## EXERCISE BRIEF
Go over the material below and report every line that contains the word "Occupation".

## MATERIAL FOR THIS TASK
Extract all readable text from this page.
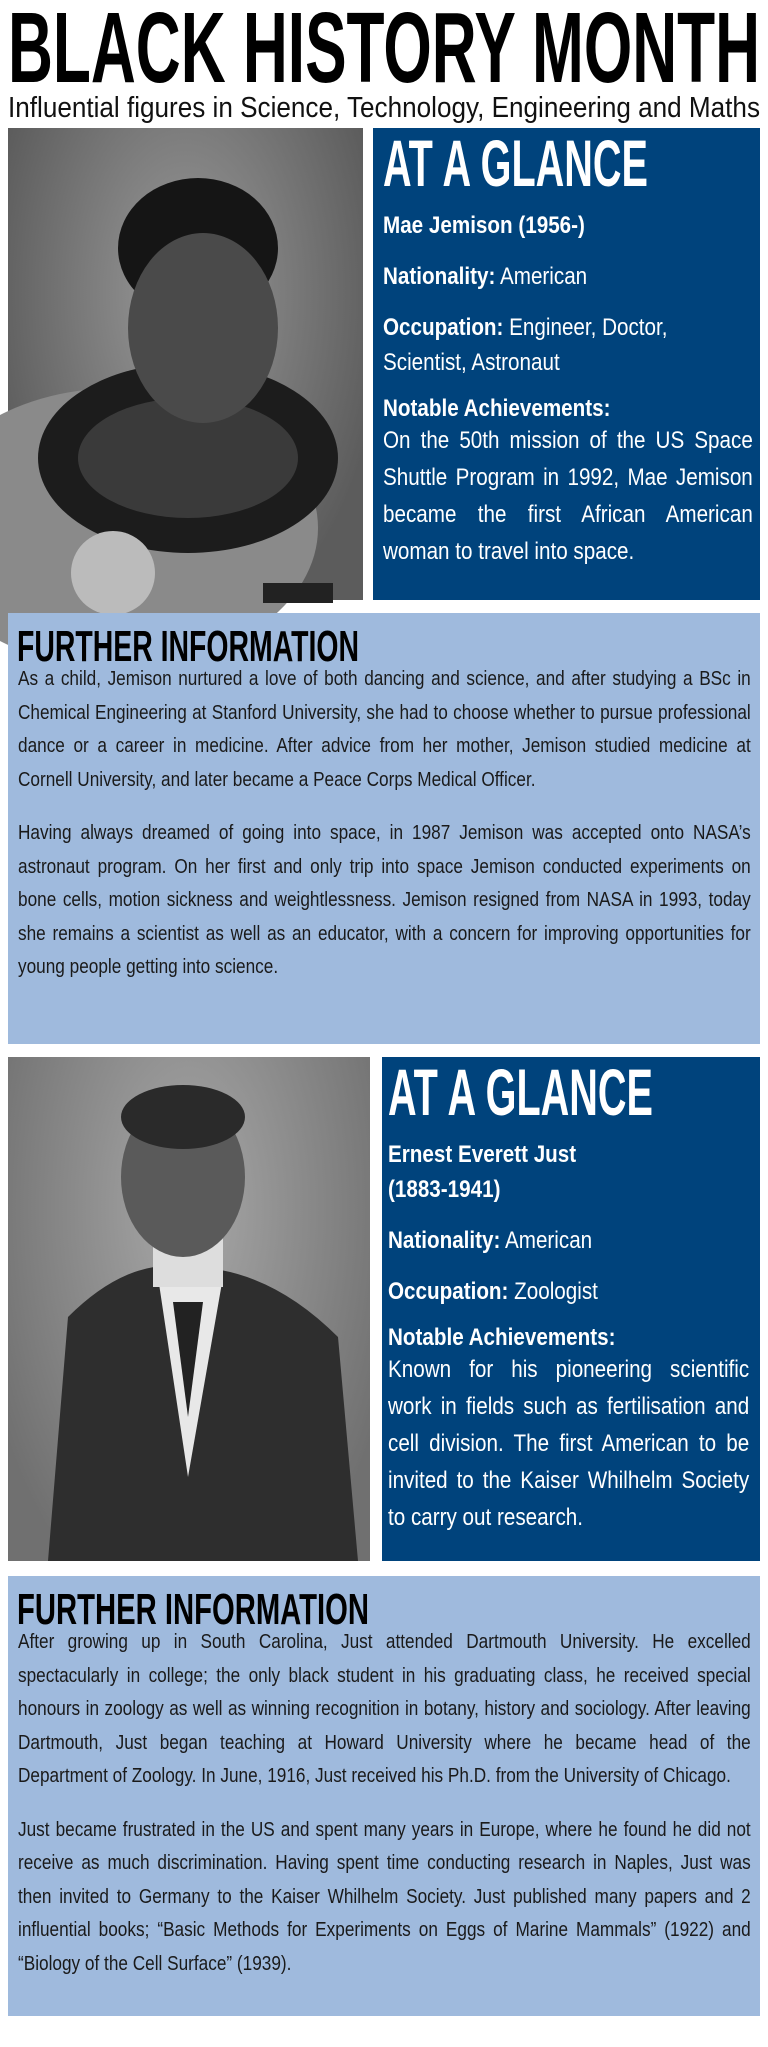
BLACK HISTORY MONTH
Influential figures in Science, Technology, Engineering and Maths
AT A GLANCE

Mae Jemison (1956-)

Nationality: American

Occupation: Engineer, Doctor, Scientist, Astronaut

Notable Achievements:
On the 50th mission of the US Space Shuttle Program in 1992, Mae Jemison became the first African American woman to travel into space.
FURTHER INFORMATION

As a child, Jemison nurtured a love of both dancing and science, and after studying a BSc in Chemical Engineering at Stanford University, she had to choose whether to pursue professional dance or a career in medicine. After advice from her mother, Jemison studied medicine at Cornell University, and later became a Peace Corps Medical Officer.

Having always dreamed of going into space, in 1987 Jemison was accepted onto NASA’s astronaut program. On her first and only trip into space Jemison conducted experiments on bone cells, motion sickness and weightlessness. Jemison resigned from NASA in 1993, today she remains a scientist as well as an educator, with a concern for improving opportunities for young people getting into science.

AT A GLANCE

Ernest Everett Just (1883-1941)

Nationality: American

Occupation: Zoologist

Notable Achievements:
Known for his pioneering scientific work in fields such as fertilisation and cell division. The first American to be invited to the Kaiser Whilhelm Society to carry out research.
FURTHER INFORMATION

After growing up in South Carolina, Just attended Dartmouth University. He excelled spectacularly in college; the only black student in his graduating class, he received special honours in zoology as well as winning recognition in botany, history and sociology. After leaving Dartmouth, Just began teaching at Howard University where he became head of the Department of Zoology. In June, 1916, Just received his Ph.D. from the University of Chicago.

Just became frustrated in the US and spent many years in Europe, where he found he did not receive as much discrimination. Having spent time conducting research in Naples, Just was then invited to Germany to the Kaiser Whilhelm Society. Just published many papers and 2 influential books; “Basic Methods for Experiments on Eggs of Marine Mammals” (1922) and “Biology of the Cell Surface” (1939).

## YOUR RESPONSE
Occupation: Engineer, Doctor, Scientist, Astronaut
Occupation: Zoologist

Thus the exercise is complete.